▸ TASK PROMPT
How many lines in the listing below contain the string "xtick"? Reply with the number alone.

--- GIVEN ENTRIES ---

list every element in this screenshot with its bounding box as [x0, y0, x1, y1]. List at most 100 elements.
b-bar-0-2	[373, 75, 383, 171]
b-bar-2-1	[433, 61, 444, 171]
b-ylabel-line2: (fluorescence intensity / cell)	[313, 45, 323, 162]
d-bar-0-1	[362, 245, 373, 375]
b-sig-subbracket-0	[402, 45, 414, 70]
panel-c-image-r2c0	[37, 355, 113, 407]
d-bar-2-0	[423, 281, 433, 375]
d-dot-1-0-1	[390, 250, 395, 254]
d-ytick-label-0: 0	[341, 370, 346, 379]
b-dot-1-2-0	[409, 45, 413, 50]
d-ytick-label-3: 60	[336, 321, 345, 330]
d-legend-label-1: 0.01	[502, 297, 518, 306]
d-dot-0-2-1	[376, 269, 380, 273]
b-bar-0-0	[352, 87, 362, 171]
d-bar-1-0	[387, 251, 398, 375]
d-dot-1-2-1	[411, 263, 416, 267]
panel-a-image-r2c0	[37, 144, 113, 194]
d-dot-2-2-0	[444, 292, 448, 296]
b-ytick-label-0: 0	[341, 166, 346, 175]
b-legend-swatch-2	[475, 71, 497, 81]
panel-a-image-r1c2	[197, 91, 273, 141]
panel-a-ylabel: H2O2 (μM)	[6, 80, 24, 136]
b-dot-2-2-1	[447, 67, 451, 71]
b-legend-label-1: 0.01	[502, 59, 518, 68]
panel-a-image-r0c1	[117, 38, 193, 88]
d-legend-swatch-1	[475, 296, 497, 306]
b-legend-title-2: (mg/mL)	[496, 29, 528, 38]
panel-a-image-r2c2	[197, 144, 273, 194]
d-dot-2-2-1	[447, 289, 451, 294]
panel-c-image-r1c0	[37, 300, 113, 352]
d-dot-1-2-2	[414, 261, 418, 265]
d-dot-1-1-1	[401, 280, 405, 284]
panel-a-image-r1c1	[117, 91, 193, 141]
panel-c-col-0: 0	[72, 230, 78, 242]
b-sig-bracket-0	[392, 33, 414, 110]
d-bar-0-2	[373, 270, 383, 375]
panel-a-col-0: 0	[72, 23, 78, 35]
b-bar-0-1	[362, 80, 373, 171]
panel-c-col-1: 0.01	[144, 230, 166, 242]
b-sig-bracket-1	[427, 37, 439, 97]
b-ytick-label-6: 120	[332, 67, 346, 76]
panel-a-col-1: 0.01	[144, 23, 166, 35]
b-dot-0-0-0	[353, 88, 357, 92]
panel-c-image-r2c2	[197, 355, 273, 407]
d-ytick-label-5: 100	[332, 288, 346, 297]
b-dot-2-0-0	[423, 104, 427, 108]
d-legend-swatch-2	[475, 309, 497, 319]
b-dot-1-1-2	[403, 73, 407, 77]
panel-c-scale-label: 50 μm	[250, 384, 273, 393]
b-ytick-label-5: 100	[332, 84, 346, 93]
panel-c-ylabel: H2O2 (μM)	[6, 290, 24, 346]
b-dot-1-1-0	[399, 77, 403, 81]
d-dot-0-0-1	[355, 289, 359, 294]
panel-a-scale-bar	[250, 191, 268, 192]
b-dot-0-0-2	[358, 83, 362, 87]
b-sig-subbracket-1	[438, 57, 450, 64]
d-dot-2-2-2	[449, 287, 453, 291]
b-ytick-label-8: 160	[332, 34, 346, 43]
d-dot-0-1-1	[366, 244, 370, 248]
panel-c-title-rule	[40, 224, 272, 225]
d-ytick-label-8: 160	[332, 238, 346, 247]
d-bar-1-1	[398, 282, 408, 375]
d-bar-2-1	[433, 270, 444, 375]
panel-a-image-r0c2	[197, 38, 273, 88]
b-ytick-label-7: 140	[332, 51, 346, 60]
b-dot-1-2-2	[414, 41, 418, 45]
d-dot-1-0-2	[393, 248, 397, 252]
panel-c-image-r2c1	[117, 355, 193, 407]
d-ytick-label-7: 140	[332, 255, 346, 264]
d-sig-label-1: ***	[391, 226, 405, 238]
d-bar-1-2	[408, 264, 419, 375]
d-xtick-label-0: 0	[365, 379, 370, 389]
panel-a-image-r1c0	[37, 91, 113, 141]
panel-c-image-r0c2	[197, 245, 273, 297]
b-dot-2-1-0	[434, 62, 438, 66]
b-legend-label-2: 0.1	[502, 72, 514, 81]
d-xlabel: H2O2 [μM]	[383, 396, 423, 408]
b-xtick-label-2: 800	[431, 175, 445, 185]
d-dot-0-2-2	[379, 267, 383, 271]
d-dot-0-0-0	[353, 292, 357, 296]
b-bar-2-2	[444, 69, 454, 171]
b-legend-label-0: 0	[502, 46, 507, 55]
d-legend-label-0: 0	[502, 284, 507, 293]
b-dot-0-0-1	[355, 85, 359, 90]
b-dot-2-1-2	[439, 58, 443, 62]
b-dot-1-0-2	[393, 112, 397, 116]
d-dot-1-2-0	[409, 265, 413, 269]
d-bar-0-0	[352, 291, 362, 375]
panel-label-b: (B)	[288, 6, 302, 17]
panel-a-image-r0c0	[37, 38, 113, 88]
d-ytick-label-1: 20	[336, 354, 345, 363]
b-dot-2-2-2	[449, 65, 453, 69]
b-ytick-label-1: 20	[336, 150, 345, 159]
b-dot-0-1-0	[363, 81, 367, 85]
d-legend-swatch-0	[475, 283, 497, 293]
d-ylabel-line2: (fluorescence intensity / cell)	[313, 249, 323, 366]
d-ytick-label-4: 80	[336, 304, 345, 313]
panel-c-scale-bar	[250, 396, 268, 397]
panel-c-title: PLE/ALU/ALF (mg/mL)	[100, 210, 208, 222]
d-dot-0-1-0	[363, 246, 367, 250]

---

▸ EXERCISE RESPONSE
2